---- Available records

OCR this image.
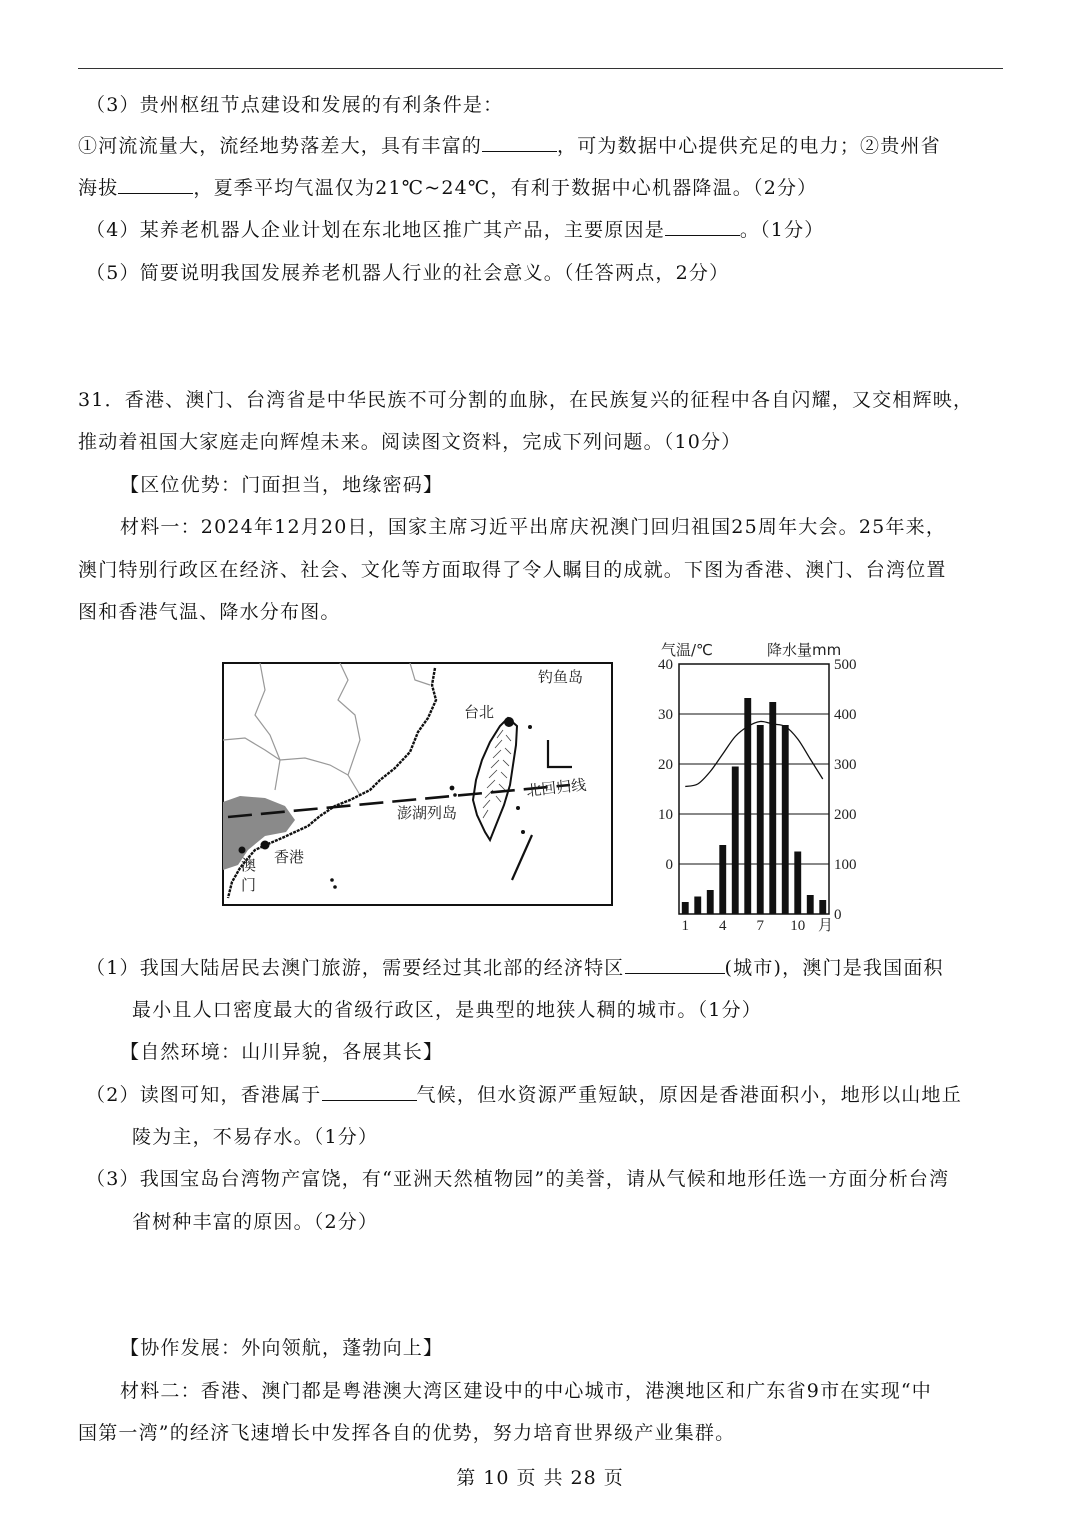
（3）贵州枢纽节点建设和发展的有利条件是：
①河流流量大，流经地势落差大，具有丰富的	，可为数据中心提供充足的电力；②贵州省
海拔	，夏季平均气温仅为21℃~24℃，有利于数据中心机器降温。（2分）
（4）某养老机器人企业计划在东北地区推广其产品，主要原因是	。（1分）
（5）简要说明我国发展养老机器人行业的社会意义。（任答两点，2分）
31．香港、澳门、台湾省是中华民族不可分割的血脉，在民族复兴的征程中各自闪耀，又交相辉映，
推动着祖国大家庭走向辉煌未来。阅读图文资料，完成下列问题。（10分）
【区位优势：门面担当，地缘密码】
材料一：2024年12月20日，国家主席习近平出席庆祝澳门回归祖国25周年大会。25年来，
澳门特别行政区在经济、社会、文化等方面取得了令人瞩目的成就。下图为香港、澳门、台湾位置
图和香港气温、降水分布图。
台北
钓鱼岛
北回归线
澎湖列岛
香港
澳
门
气温/℃	降水量mm
40
30
20
10
0
500
400
300
200
100
0
1 4 7 10 月
（1）我国大陆居民去澳门旅游，需要经过其北部的经济特区	(城市)，澳门是我国面积
最小且人口密度最大的省级行政区，是典型的地狭人稠的城市。（1分）
【自然环境：山川异貌，各展其长】
（2）读图可知，香港属于	气候，但水资源严重短缺，原因是香港面积小，地形以山地丘
陵为主，不易存水。（1分）
（3）我国宝岛台湾物产富饶，有“亚洲天然植物园”的美誉，请从气候和地形任选一方面分析台湾
省树种丰富的原因。（2分）
【协作发展：外向领航，蓬勃向上】
材料二：香港、澳门都是粤港澳大湾区建设中的中心城市，港澳地区和广东省9市在实现“中
国第一湾”的经济飞速增长中发挥各自的优势，努力培育世界级产业集群。
第 10 页 共 28 页
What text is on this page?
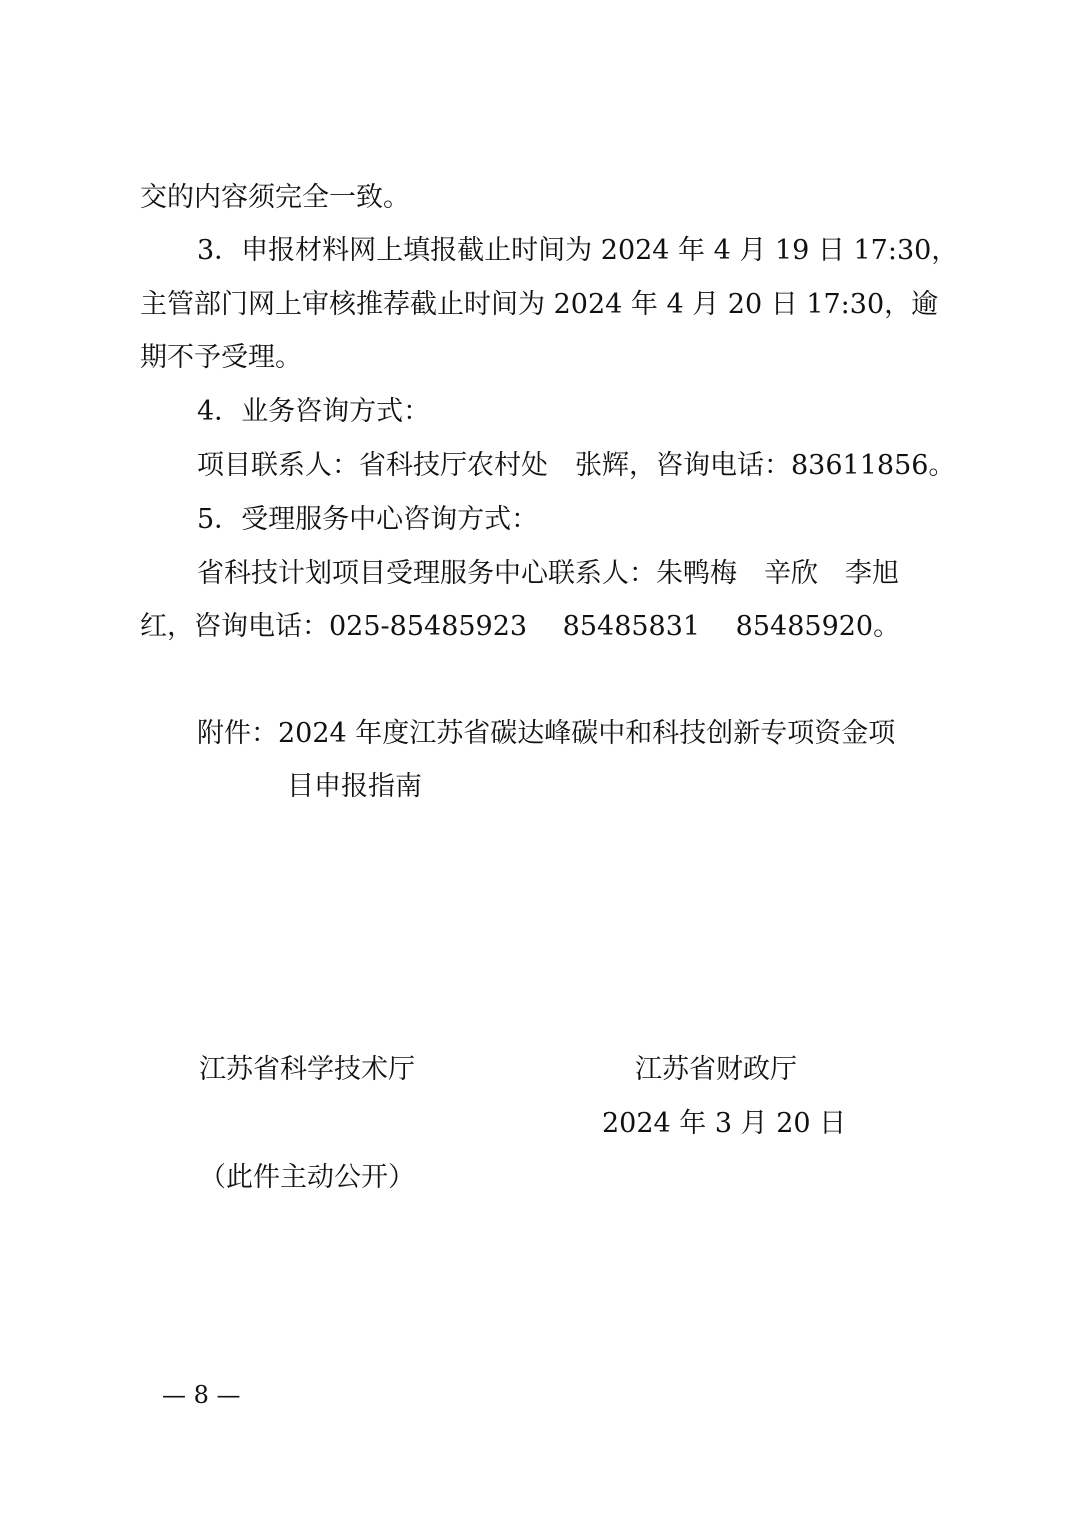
交的内容须完全一致。
3．申报材料网上填报截止时间为 2024 年 4 月 19 日 17:30，
主管部门网上审核推荐截止时间为 2024 年 4 月 20 日 17:30，逾
期不予受理。
4．业务咨询方式：
项目联系人：省科技厅农村处　张辉，咨询电话：83611856。
5．受理服务中心咨询方式：
省科技计划项目受理服务中心联系人：朱鸭梅　辛欣　李旭
红，咨询电话：025-85485923　 85485831　 85485920。
附件：2024 年度江苏省碳达峰碳中和科技创新专项资金项
目申报指南
江苏省科学技术厅	江苏省财政厅
2024 年 3 月 20 日
（此件主动公开）
— 8 —
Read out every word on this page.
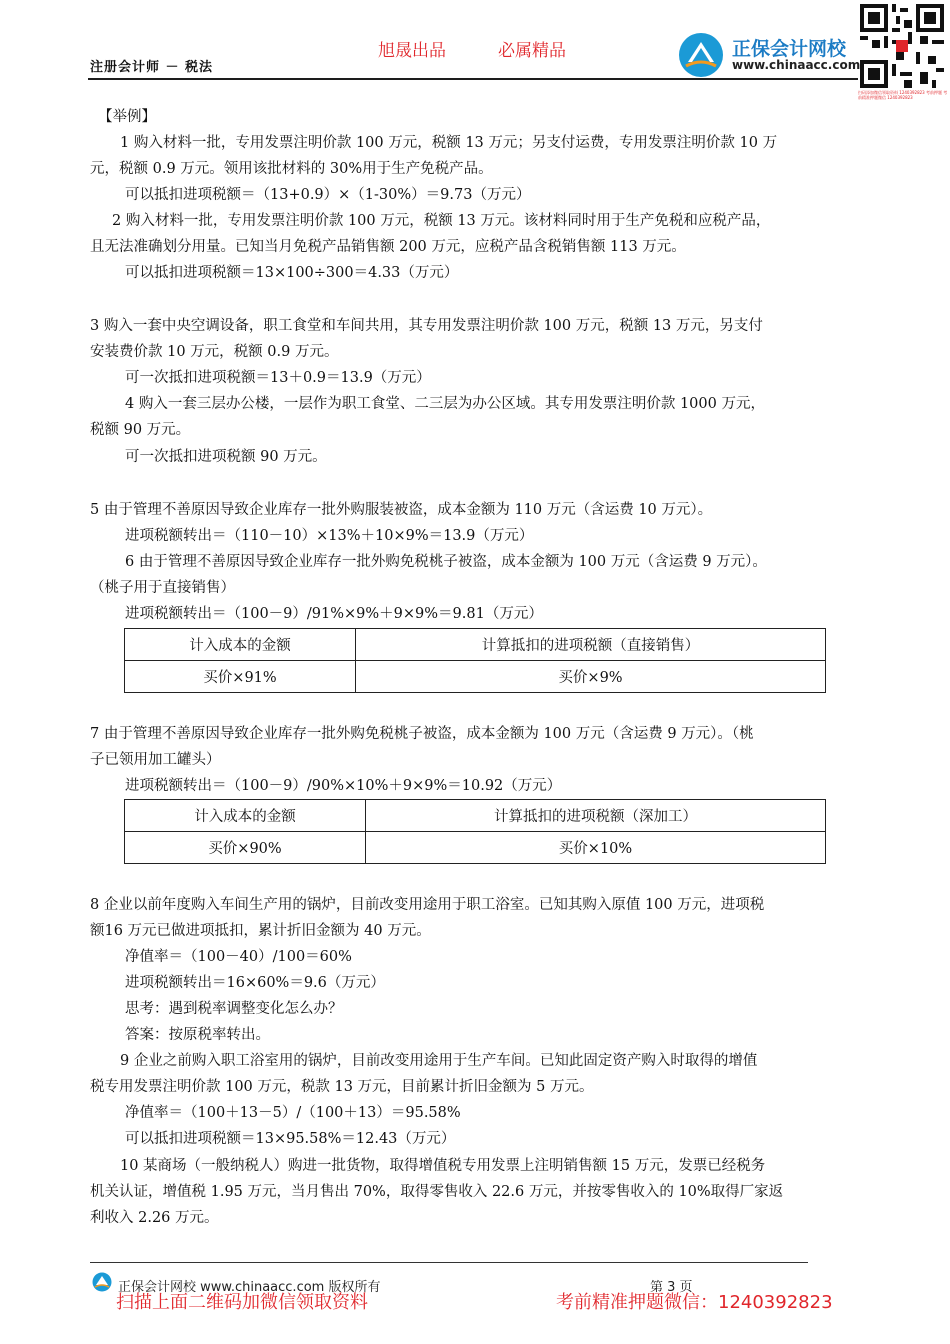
旭晟出品	必属精品
注册会计师 － 税法
正保会计网校
www.chinaacc.com
扫码添加微信领取资料 1240392823 考前押题 考前精准押题微信 1240392823
【举例】
1 购入材料一批，专用发票注明价款 100 万元，税额 13 万元；另支付运费，专用发票注明价款 10 万
元，税额 0.9 万元。领用该批材料的 30%用于生产免税产品。
可以抵扣进项税额＝（13+0.9）×（1-30%）＝9.73（万元）
2 购入材料一批，专用发票注明价款 100 万元，税额 13 万元。该材料同时用于生产免税和应税产品，
且无法准确划分用量。已知当月免税产品销售额 200 万元，应税产品含税销售额 113 万元。
可以抵扣进项税额＝13×100÷300＝4.33（万元）
3 购入一套中央空调设备，职工食堂和车间共用，其专用发票注明价款 100 万元，税额 13 万元，另支付
安装费价款 10 万元，税额 0.9 万元。
可一次抵扣进项税额＝13＋0.9＝13.9（万元）
4 购入一套三层办公楼，一层作为职工食堂、二三层为办公区域。其专用发票注明价款 1000 万元，
税额 90 万元。
可一次抵扣进项税额 90 万元。
5 由于管理不善原因导致企业库存一批外购服装被盗，成本金额为 110 万元（含运费 10 万元）。
进项税额转出＝（110－10）×13%＋10×9%＝13.9（万元）
6 由于管理不善原因导致企业库存一批外购免税桃子被盗，成本金额为 100 万元（含运费 9 万元）。
（桃子用于直接销售）
进项税额转出＝（100－9）/91%×9%＋9×9%＝9.81（万元）
计入成本的金额	计算抵扣的进项税额（直接销售）
买价×91%	买价×9%
7 由于管理不善原因导致企业库存一批外购免税桃子被盗，成本金额为 100 万元（含运费 9 万元）。（桃
子已领用加工罐头）
进项税额转出＝（100－9）/90%×10%＋9×9%＝10.92（万元）
计入成本的金额	计算抵扣的进项税额（深加工）
买价×90%	买价×10%
8 企业以前年度购入车间生产用的锅炉，目前改变用途用于职工浴室。已知其购入原值 100 万元，进项税
额16 万元已做进项抵扣，累计折旧金额为 40 万元。
净值率＝（100－40）/100＝60%
进项税额转出＝16×60%＝9.6（万元）
思考：遇到税率调整变化怎么办？
答案：按原税率转出。
9 企业之前购入职工浴室用的锅炉，目前改变用途用于生产车间。已知此固定资产购入时取得的增值
税专用发票注明价款 100 万元，税款 13 万元，目前累计折旧金额为 5 万元。
净值率＝（100＋13－5）/（100＋13）＝95.58%
可以抵扣进项税额＝13×95.58%＝12.43（万元）
10 某商场（一般纳税人）购进一批货物，取得增值税专用发票上注明销售额 15 万元，发票已经税务
机关认证，增值税 1.95 万元，当月售出 70%，取得零售收入 22.6 万元，并按零售收入的 10%取得厂家返
利收入 2.26 万元。
正保会计网校 www.chinaacc.com 版权所有	第 3 页
扫描上面二维码加微信领取资料	考前精准押题微信：1240392823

--------

Exercise prompt >>
Locate the string "this" in the listing above and copy every line where it occurs.

Final result >>
OCR this image.
What text is on this page?
Read out every word on this page.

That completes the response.